>> begin INFORMATION PROVIDED

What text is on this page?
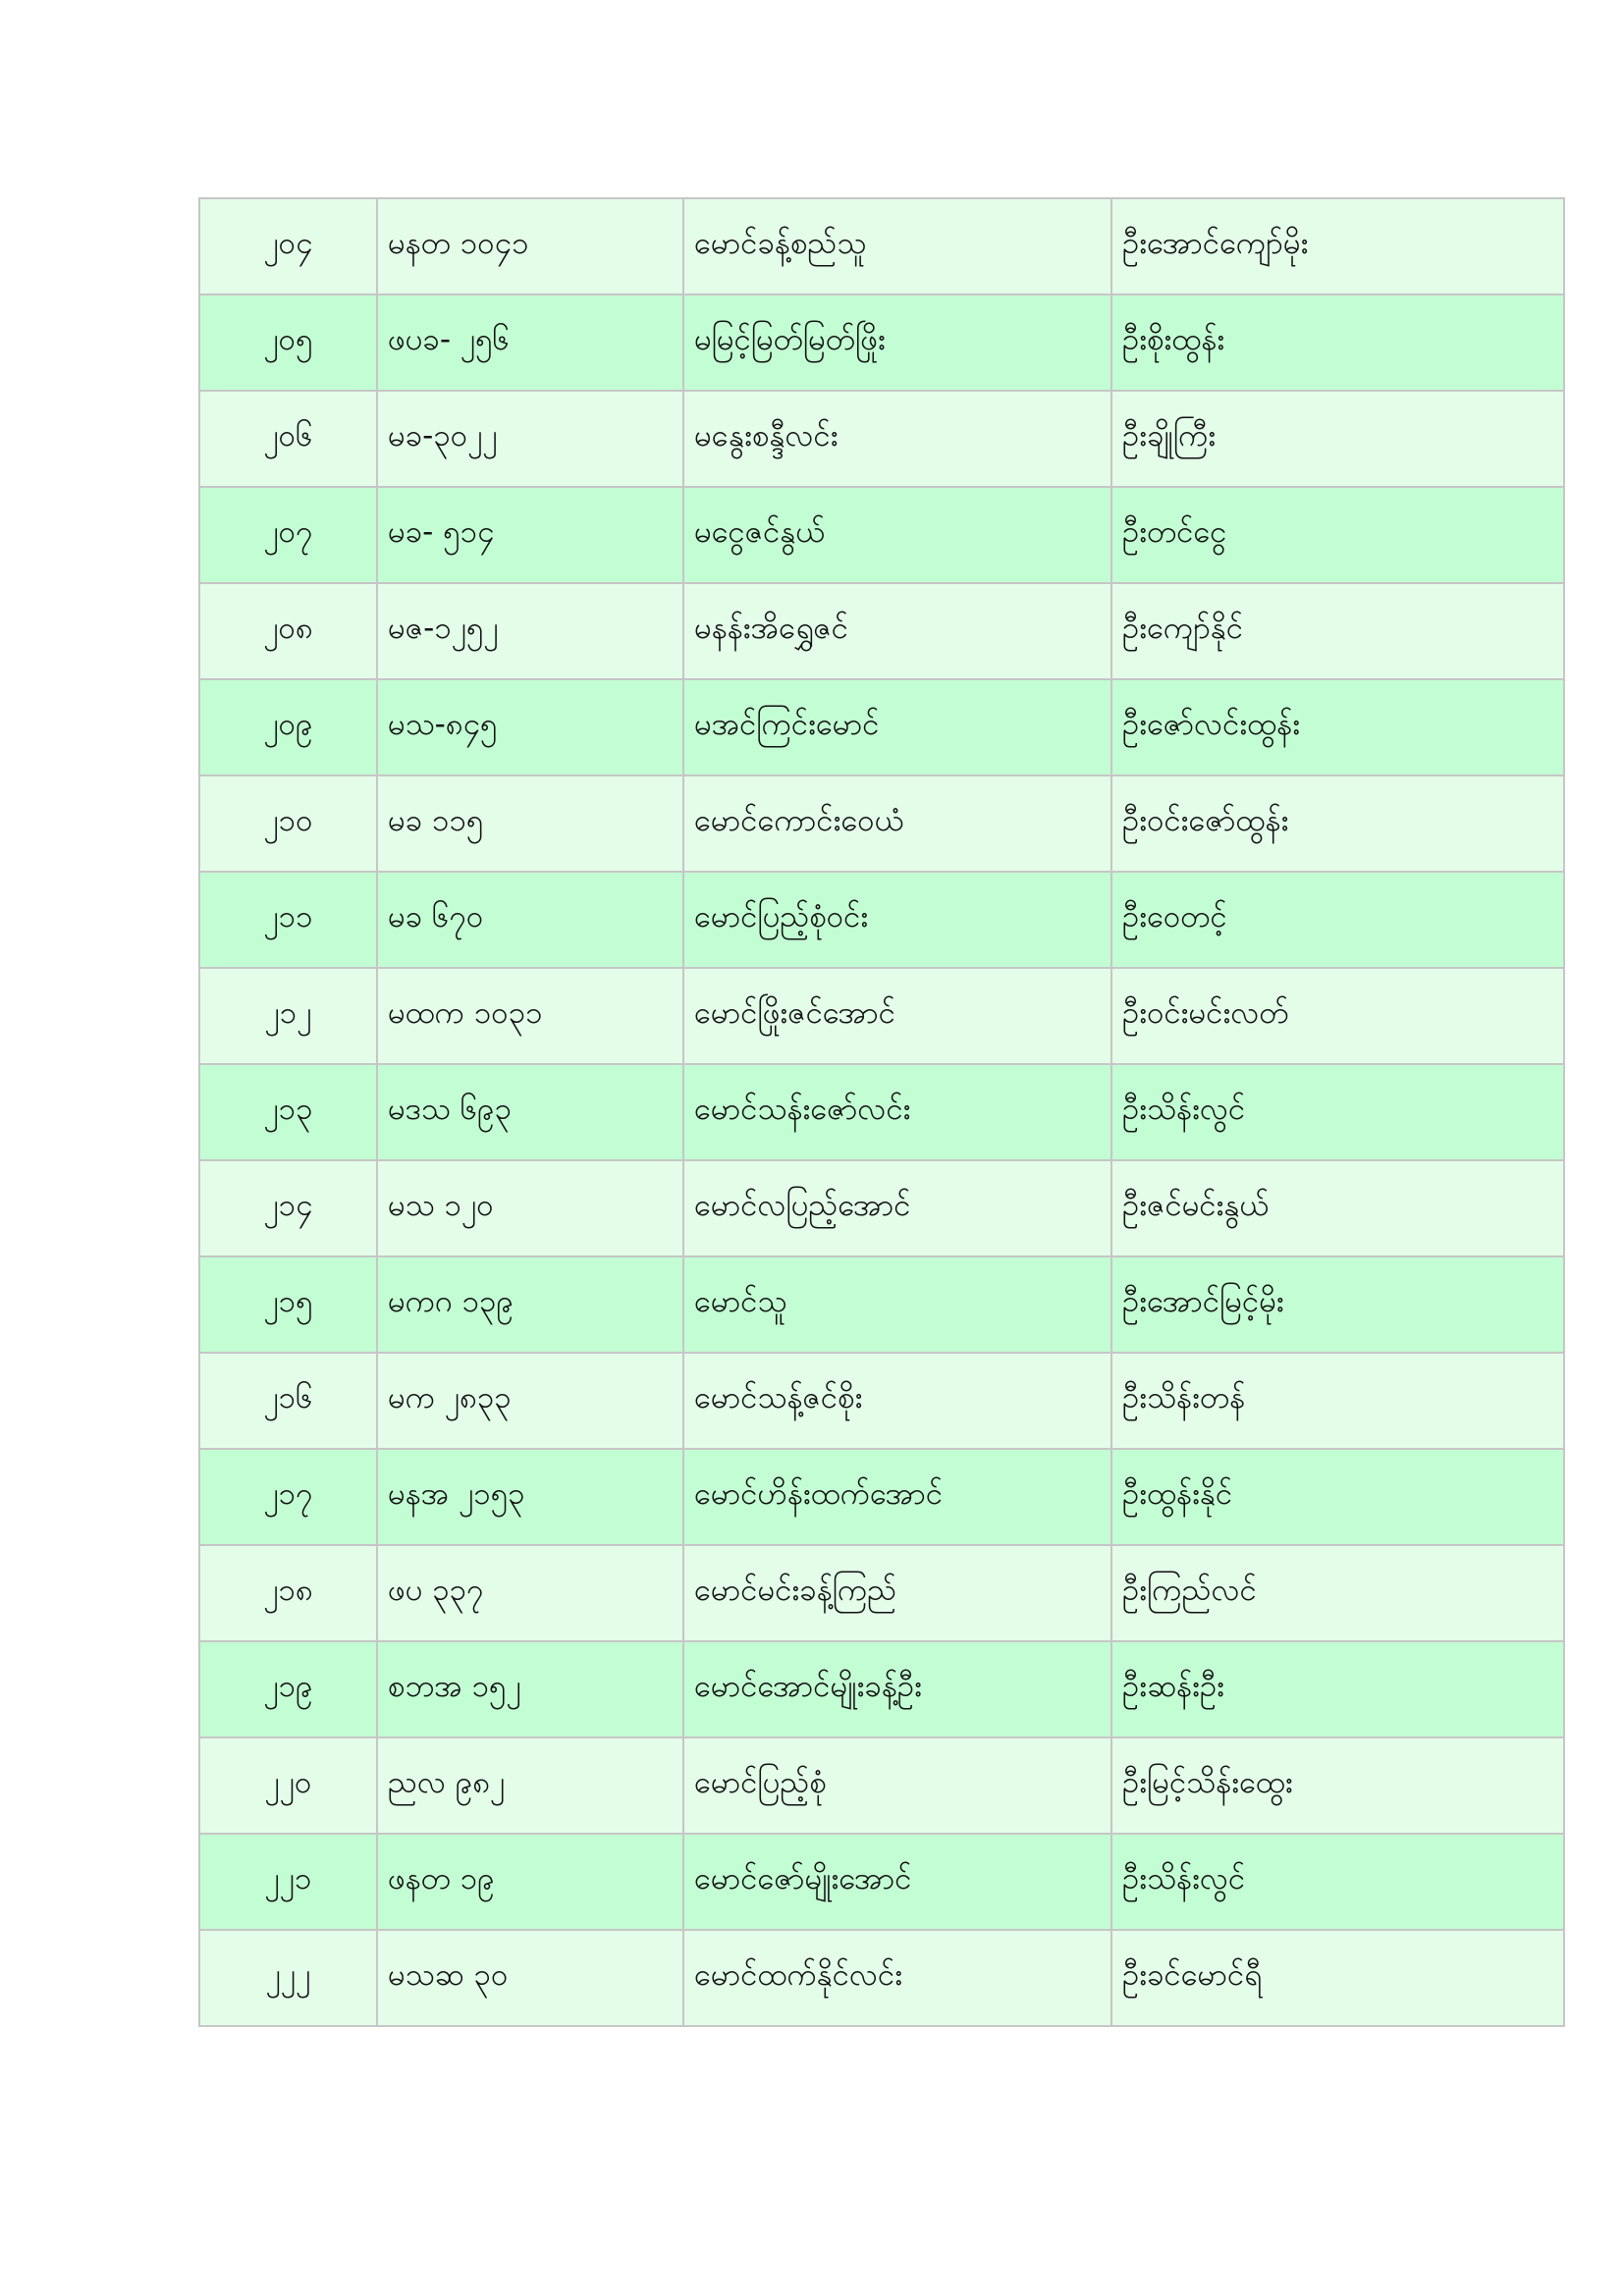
၂၀၄	မနတ ၁၀၄၁	မောင်ခန့်စည်သူ	ဦးအောင်ကျော်မိုး
၂၀၅	ဖပခ- ၂၅၆	မမြင့်မြတ်မြတ်ဖြိုး	ဦးစိုးထွန်း
၂၀၆	မခ-၃၀၂၂	မနွေးစန္ဒီလင်း	ဦးချိုကြီး
၂၀၇	မခ- ၅၁၄	မငွေဇင်နွယ်	ဦးတင်ငွေ
၂၀၈	မဇ-၁၂၅၂	မနန်းအိရွှေဇင်	ဦးကျော်နိုင်
၂၀၉	မသ-၈၄၅	မအင်ကြင်းမောင်	ဦးဇော်လင်းထွန်း
၂၁၀	မခ ၁၁၅	မောင်ကောင်းဝေယံ	ဦးဝင်းဇော်ထွန်း
၂၁၁	မခ ၆၇၀	မောင်ပြည့်စုံဝင်း	ဦးဝေတင့်
၂၁၂	မထက ၁၀၃၁	မောင်ဖြိုးဇင်အောင်	ဦးဝင်းမင်းလတ်
၂၁၃	မဒသ ၆၉၃	မောင်သန်းဇော်လင်း	ဦးသိန်းလွင်
၂၁၄	မသ ၁၂၀	မောင်လပြည့်အောင်	ဦးဇင်မင်းနွယ်
၂၁၅	မကဂ ၁၃၉	မောင်သူ	ဦးအောင်မြင့်မိုး
၂၁၆	မက ၂၈၃၃	မောင်သန့်ဇင်စိုး	ဦးသိန်းတန်
၂၁၇	မနအ ၂၁၅၃	မောင်ဟိန်းထက်အောင်	ဦးထွန်းနိုင်
၂၁၈	ဖပ ၃၃၇	မောင်မင်းခန့်ကြည်	ဦးကြည်လင်
၂၁၉	စဘအ ၁၅၂	မောင်အောင်မျိုးခန့်ဦး	ဦးဆန်းဦး
၂၂၀	ညလ ၉၈၂	မောင်ပြည့်စုံ	ဦးမြင့်သိန်းထွေး
၂၂၁	ဖနတ ၁၉	မောင်ဇော်မျိုးအောင်	ဦးသိန်းလွင်
၂၂၂	မသဆ ၃၀	မောင်ထက်နိုင်လင်း	ဦးခင်မောင်ရီ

>> end INFORMATION PROVIDED

Restate the whole listing above exactly, except for its images.

WRITTEN SOLUTION:
What text is on this page?
၂၀၄	မနတ ၁၀၄၁	မောင်ခန့်စည်သူ	ဦးအောင်ကျော်မိုး
၂၀၅	ဖပခ- ၂၅၆	မမြင့်မြတ်မြတ်ဖြိုး	ဦးစိုးထွန်း
၂၀၆	မခ-၃၀၂၂	မနွေးစန္ဒီလင်း	ဦးချိုကြီး
၂၀၇	မခ- ၅၁၄	မငွေဇင်နွယ်	ဦးတင်ငွေ
၂၀၈	မဇ-၁၂၅၂	မနန်းအိရွှေဇင်	ဦးကျော်နိုင်
၂၀၉	မသ-၈၄၅	မအင်ကြင်းမောင်	ဦးဇော်လင်းထွန်း
၂၁၀	မခ ၁၁၅	မောင်ကောင်းဝေယံ	ဦးဝင်းဇော်ထွန်း
၂၁၁	မခ ၆၇၀	မောင်ပြည့်စုံဝင်း	ဦးဝေတင့်
၂၁၂	မထက ၁၀၃၁	မောင်ဖြိုးဇင်အောင်	ဦးဝင်းမင်းလတ်
၂၁၃	မဒသ ၆၉၃	မောင်သန်းဇော်လင်း	ဦးသိန်းလွင်
၂၁၄	မသ ၁၂၀	မောင်လပြည့်အောင်	ဦးဇင်မင်းနွယ်
၂၁၅	မကဂ ၁၃၉	မောင်သူ	ဦးအောင်မြင့်မိုး
၂၁၆	မက ၂၈၃၃	မောင်သန့်ဇင်စိုး	ဦးသိန်းတန်
၂၁၇	မနအ ၂၁၅၃	မောင်ဟိန်းထက်အောင်	ဦးထွန်းနိုင်
၂၁၈	ဖပ ၃၃၇	မောင်မင်းခန့်ကြည်	ဦးကြည်လင်
၂၁၉	စဘအ ၁၅၂	မောင်အောင်မျိုးခန့်ဦး	ဦးဆန်းဦး
၂၂၀	ညလ ၉၈၂	မောင်ပြည့်စုံ	ဦးမြင့်သိန်းထွေး
၂၂၁	ဖနတ ၁၉	မောင်ဇော်မျိုးအောင်	ဦးသိန်းလွင်
၂၂၂	မသဆ ၃၀	မောင်ထက်နိုင်လင်း	ဦးခင်မောင်ရီ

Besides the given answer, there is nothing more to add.